━━━ Records provided ━━━

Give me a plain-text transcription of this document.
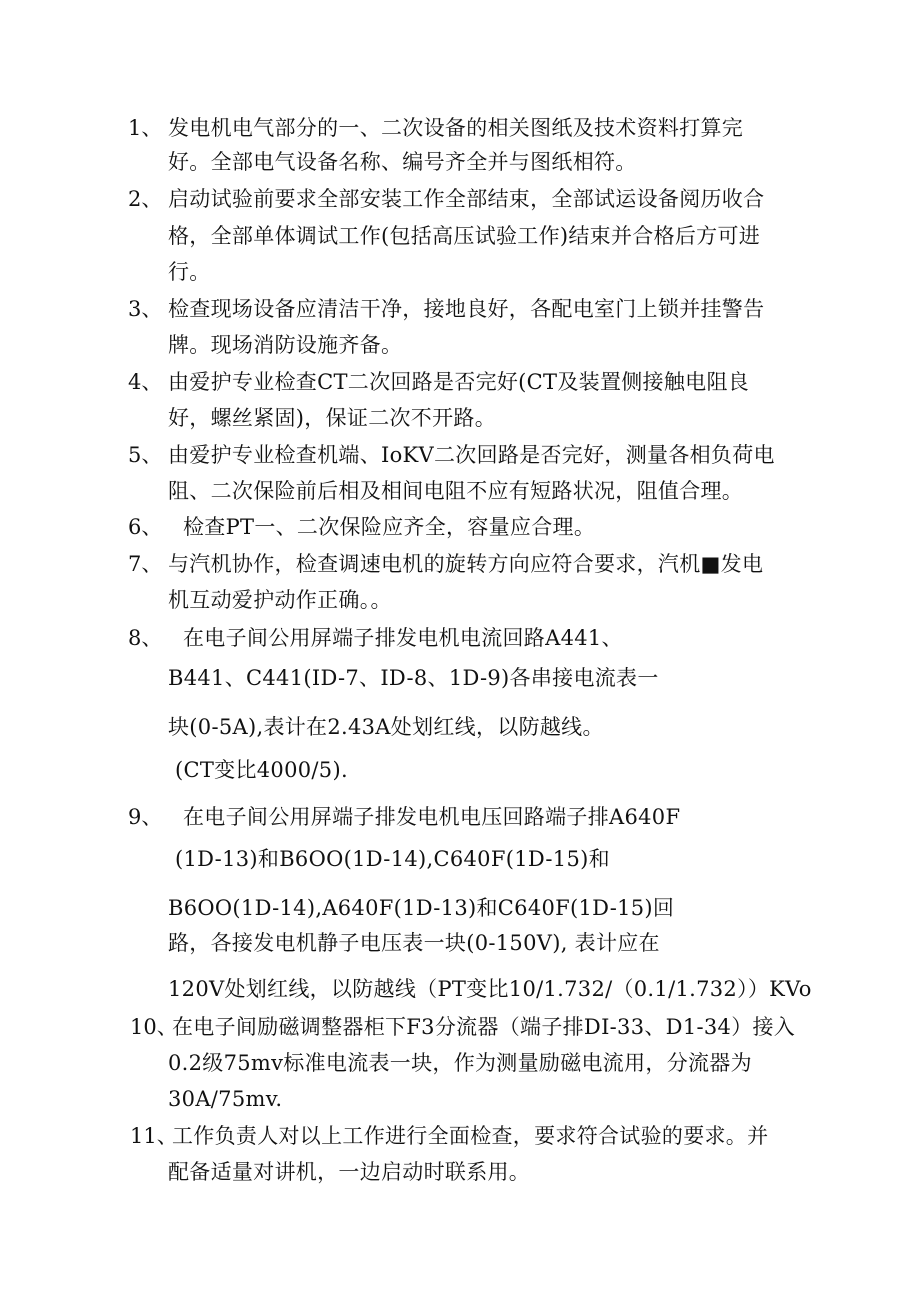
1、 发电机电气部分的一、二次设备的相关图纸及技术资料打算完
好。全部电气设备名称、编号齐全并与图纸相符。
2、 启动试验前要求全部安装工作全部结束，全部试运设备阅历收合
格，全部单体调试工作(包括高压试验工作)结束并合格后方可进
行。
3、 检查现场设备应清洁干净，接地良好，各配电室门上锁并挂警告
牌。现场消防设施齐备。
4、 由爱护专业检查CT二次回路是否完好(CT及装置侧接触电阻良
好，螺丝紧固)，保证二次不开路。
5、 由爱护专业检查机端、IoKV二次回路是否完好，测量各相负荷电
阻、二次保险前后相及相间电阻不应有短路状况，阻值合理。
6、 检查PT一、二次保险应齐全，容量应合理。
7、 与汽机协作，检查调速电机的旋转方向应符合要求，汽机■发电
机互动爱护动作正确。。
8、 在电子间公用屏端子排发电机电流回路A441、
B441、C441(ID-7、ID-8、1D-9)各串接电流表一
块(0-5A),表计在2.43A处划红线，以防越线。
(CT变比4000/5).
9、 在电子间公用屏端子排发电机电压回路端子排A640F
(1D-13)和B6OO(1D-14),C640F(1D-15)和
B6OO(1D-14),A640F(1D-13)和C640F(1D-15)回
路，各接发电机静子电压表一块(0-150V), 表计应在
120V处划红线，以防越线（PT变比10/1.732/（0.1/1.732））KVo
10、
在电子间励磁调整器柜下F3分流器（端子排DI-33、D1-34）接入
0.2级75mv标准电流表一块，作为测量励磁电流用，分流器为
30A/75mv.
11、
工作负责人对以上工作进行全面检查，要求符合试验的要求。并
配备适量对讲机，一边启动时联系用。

━━━
━━━ Records provided ━━━

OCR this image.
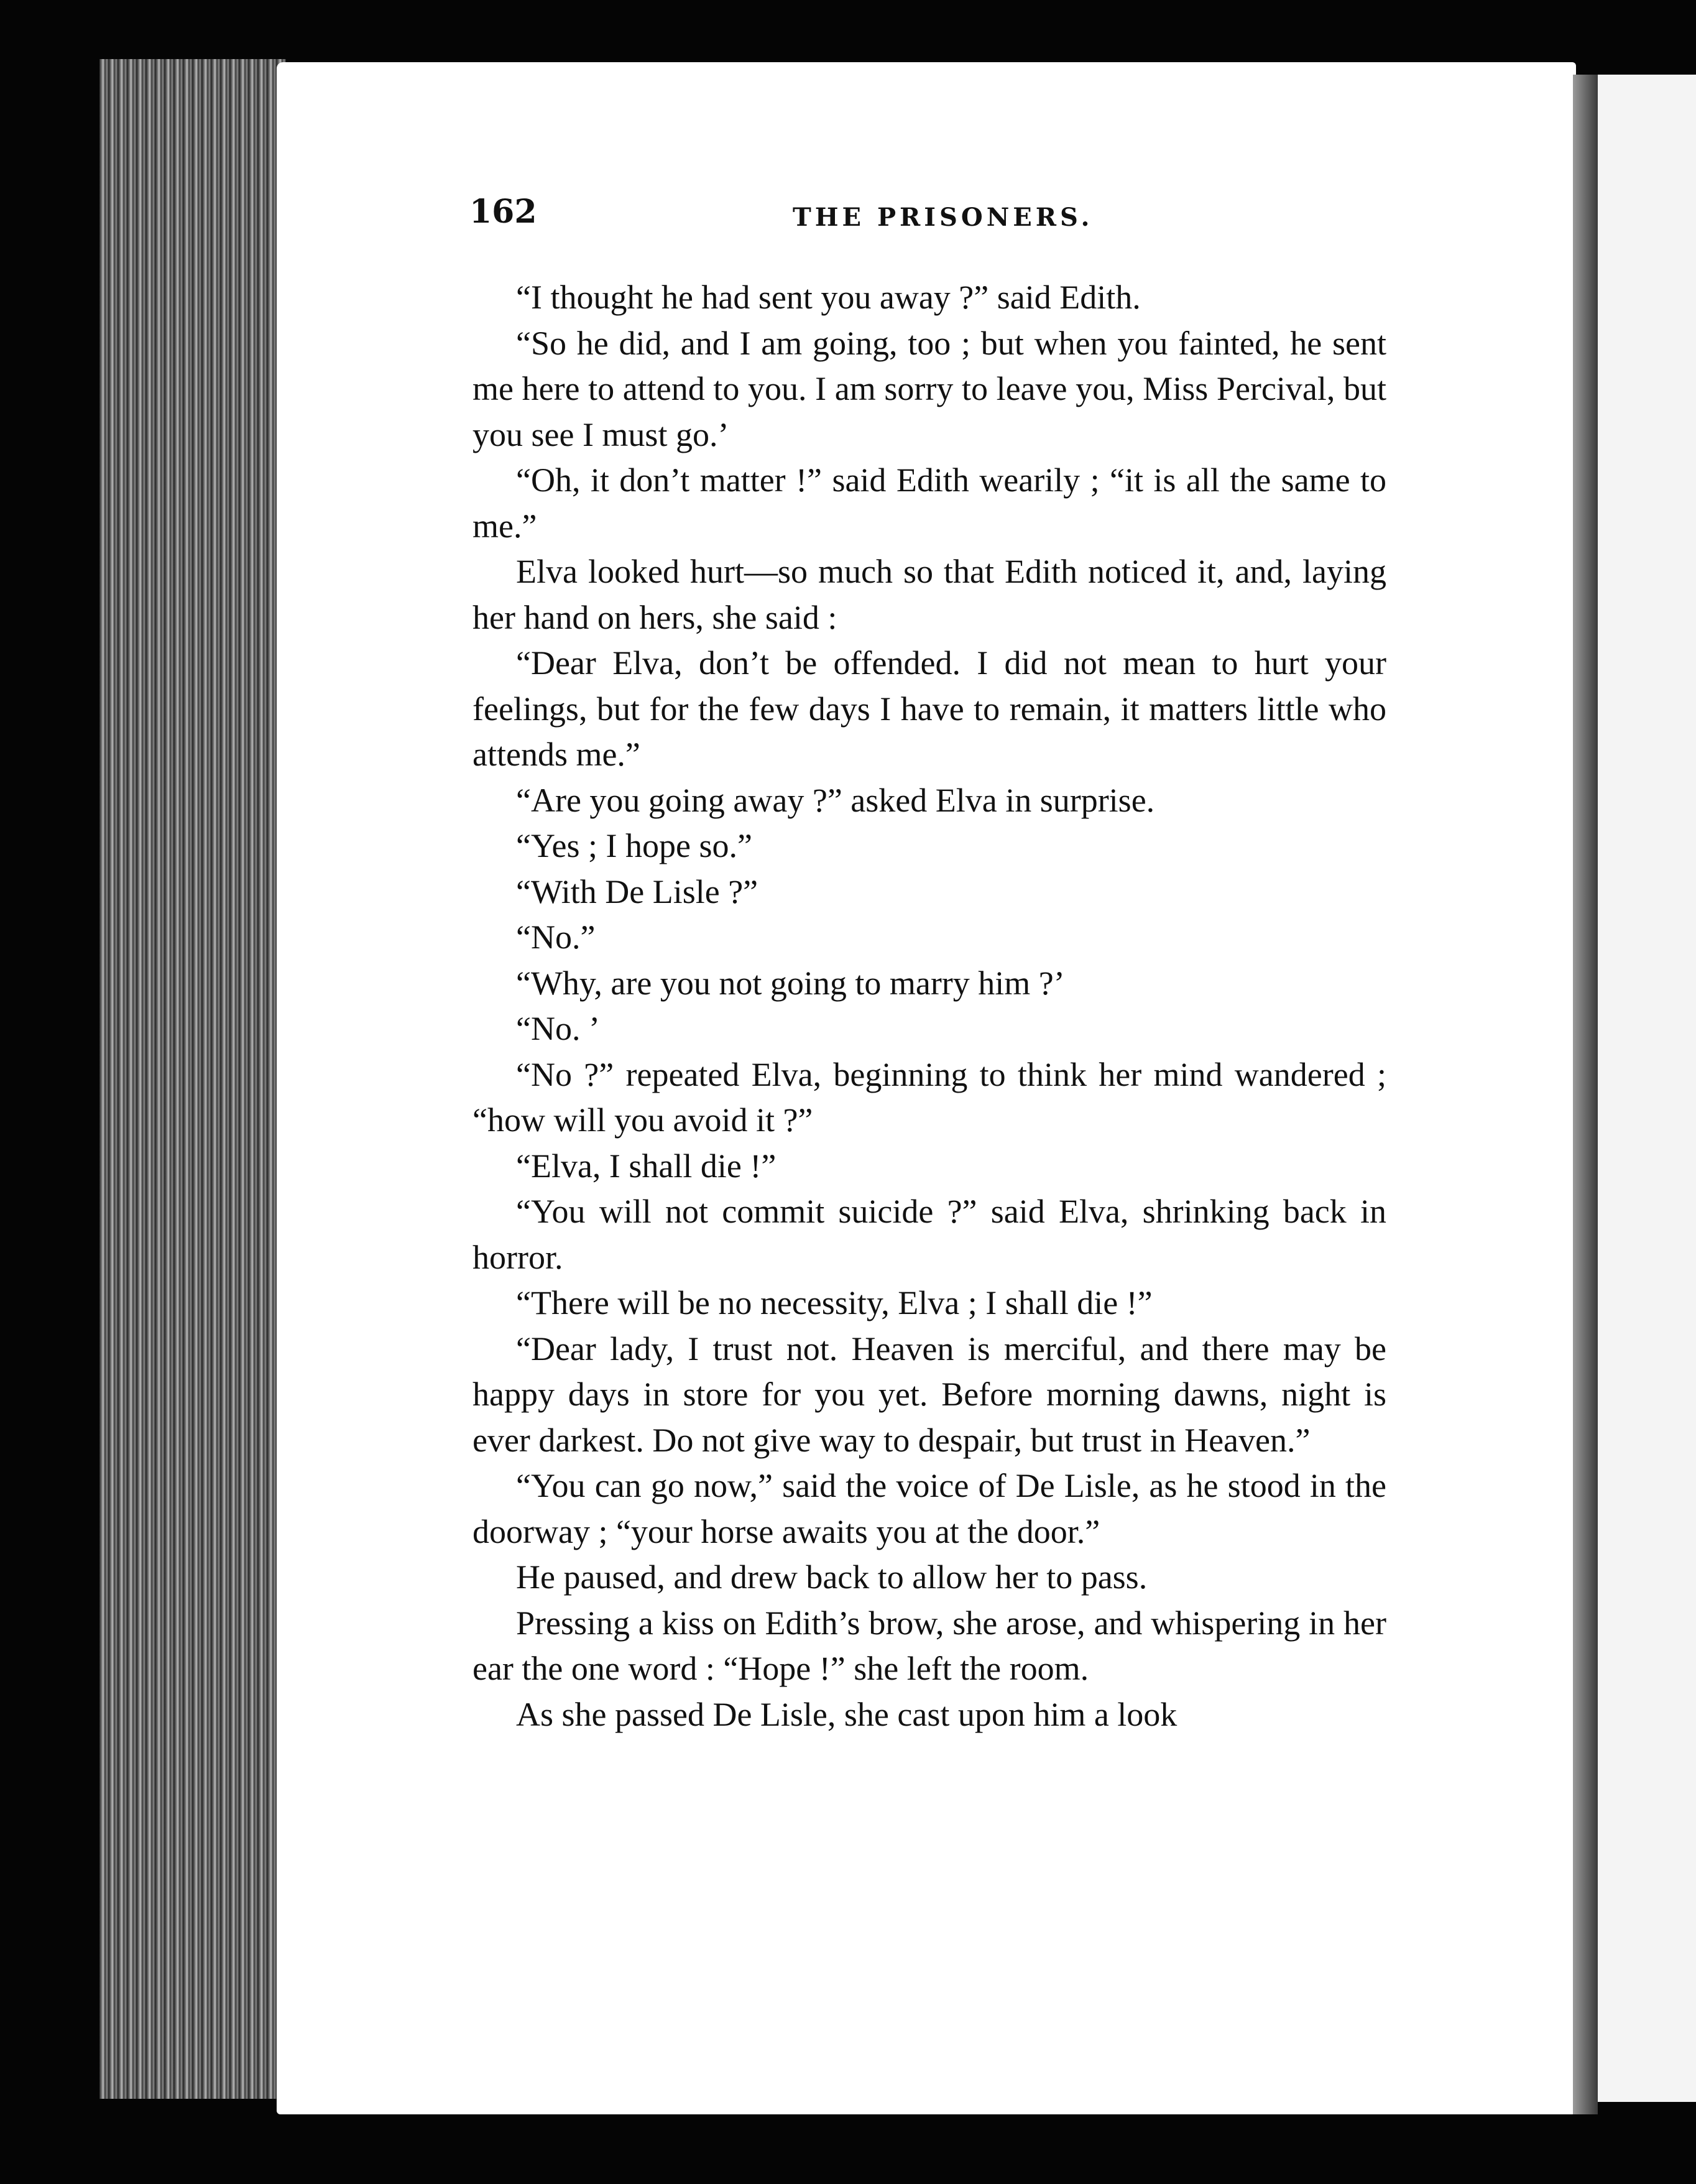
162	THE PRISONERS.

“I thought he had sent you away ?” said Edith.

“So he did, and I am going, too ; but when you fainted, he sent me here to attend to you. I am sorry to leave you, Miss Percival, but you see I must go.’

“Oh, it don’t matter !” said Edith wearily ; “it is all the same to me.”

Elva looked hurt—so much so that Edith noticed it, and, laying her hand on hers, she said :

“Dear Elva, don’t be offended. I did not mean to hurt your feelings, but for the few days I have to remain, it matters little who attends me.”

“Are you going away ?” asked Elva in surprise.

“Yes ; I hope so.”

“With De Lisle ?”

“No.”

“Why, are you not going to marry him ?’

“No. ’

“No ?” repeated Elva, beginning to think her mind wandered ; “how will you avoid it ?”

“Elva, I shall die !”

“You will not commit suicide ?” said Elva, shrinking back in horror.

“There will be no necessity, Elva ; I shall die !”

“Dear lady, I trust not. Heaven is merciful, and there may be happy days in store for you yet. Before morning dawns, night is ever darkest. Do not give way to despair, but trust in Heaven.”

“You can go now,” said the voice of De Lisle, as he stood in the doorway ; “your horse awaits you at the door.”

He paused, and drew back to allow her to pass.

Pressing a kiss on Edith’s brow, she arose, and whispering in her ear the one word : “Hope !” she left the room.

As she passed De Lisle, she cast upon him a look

━━━
━━━ Records provided ━━━

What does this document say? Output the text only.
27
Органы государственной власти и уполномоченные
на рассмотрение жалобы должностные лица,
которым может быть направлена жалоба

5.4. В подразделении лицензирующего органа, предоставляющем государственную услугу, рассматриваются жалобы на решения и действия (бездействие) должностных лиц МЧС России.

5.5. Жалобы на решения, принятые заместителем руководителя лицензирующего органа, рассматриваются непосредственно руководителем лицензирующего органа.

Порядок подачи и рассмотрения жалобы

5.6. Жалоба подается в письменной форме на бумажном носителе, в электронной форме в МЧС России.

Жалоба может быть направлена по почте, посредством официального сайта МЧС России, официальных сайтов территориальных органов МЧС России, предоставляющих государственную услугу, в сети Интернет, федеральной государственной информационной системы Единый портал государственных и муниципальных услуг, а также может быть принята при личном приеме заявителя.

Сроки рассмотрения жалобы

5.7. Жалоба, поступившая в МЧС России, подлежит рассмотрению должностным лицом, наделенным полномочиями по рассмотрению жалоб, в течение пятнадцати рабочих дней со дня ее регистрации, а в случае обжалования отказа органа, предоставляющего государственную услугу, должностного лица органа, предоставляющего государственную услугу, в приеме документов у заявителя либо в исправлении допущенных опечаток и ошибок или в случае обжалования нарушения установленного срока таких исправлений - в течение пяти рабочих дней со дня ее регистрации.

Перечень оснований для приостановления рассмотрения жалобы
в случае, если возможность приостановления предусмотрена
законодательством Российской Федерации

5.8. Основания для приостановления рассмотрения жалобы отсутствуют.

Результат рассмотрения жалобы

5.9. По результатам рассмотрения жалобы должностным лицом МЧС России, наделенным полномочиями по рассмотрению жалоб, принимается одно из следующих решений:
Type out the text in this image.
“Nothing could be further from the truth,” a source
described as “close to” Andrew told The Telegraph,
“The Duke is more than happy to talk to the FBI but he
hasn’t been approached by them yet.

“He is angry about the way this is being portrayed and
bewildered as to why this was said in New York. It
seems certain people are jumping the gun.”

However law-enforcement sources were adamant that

━━━

From the entries above, extract every line where the word "приостановления" appears.

Перечень оснований для приостановления рассмотрения жалобы
в случае, если возможность приостановления предусмотрена
5.8. Основания для приостановления рассмотрения жалобы отсутствуют.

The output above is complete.